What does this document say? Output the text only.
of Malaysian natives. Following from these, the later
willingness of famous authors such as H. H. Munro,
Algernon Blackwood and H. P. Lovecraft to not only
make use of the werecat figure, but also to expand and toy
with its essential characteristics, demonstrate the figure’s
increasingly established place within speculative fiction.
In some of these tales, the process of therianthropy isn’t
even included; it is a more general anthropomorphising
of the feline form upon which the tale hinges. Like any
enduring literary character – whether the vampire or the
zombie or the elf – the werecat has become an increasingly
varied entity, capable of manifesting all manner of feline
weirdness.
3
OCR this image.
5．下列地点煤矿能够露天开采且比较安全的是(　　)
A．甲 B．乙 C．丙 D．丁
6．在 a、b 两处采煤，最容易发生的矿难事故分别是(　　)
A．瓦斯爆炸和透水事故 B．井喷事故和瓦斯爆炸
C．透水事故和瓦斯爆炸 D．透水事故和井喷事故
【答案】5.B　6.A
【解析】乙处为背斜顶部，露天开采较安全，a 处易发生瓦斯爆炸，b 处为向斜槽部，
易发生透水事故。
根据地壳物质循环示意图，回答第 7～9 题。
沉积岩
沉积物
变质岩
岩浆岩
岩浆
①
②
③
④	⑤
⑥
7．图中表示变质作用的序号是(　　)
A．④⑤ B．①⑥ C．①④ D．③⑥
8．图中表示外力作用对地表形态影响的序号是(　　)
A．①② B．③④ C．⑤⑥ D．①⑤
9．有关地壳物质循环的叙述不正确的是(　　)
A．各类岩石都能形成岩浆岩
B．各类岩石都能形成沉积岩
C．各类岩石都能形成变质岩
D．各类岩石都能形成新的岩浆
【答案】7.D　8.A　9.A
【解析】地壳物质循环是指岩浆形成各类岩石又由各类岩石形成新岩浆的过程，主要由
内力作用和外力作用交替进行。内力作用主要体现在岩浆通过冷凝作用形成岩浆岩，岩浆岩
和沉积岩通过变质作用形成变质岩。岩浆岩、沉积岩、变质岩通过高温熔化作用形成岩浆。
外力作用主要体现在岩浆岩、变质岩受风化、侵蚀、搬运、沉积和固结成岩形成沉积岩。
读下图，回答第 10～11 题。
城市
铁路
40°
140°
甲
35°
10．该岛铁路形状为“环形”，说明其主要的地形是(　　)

» **TASK DIRECTIONS**
Write the listing out again, exactly as it reads.

» **ANSWER TO THIS EXERCISE**
What does this document say? Output the text only.
of Malaysian natives. Following from these, the later
willingness of famous authors such as H. H. Munro,
Algernon Blackwood and H. P. Lovecraft to not only
make use of the werecat figure, but also to expand and toy
with its essential characteristics, demonstrate the figure’s
increasingly established place within speculative fiction.
In some of these tales, the process of therianthropy isn’t
even included; it is a more general anthropomorphising
of the feline form upon which the tale hinges. Like any
enduring literary character – whether the vampire or the
zombie or the elf – the werecat has become an increasingly
varied entity, capable of manifesting all manner of feline
weirdness.
3
OCR this image.
5．下列地点煤矿能够露天开采且比较安全的是(　　)
A．甲 B．乙 C．丙 D．丁
6．在 a、b 两处采煤，最容易发生的矿难事故分别是(　　)
A．瓦斯爆炸和透水事故 B．井喷事故和瓦斯爆炸
C．透水事故和瓦斯爆炸 D．透水事故和井喷事故
【答案】5.B　6.A
【解析】乙处为背斜顶部，露天开采较安全，a 处易发生瓦斯爆炸，b 处为向斜槽部，
易发生透水事故。
根据地壳物质循环示意图，回答第 7～9 题。
沉积岩
沉积物
变质岩
岩浆岩
岩浆
①
②
③
④	⑤
⑥
7．图中表示变质作用的序号是(　　)
A．④⑤ B．①⑥ C．①④ D．③⑥
8．图中表示外力作用对地表形态影响的序号是(　　)
A．①② B．③④ C．⑤⑥ D．①⑤
9．有关地壳物质循环的叙述不正确的是(　　)
A．各类岩石都能形成岩浆岩
B．各类岩石都能形成沉积岩
C．各类岩石都能形成变质岩
D．各类岩石都能形成新的岩浆
【答案】7.D　8.A　9.A
【解析】地壳物质循环是指岩浆形成各类岩石又由各类岩石形成新岩浆的过程，主要由
内力作用和外力作用交替进行。内力作用主要体现在岩浆通过冷凝作用形成岩浆岩，岩浆岩
和沉积岩通过变质作用形成变质岩。岩浆岩、沉积岩、变质岩通过高温熔化作用形成岩浆。
外力作用主要体现在岩浆岩、变质岩受风化、侵蚀、搬运、沉积和固结成岩形成沉积岩。
读下图，回答第 10～11 题。
城市
铁路
40°
140°
甲
35°
10．该岛铁路形状为“环形”，说明其主要的地形是(　　)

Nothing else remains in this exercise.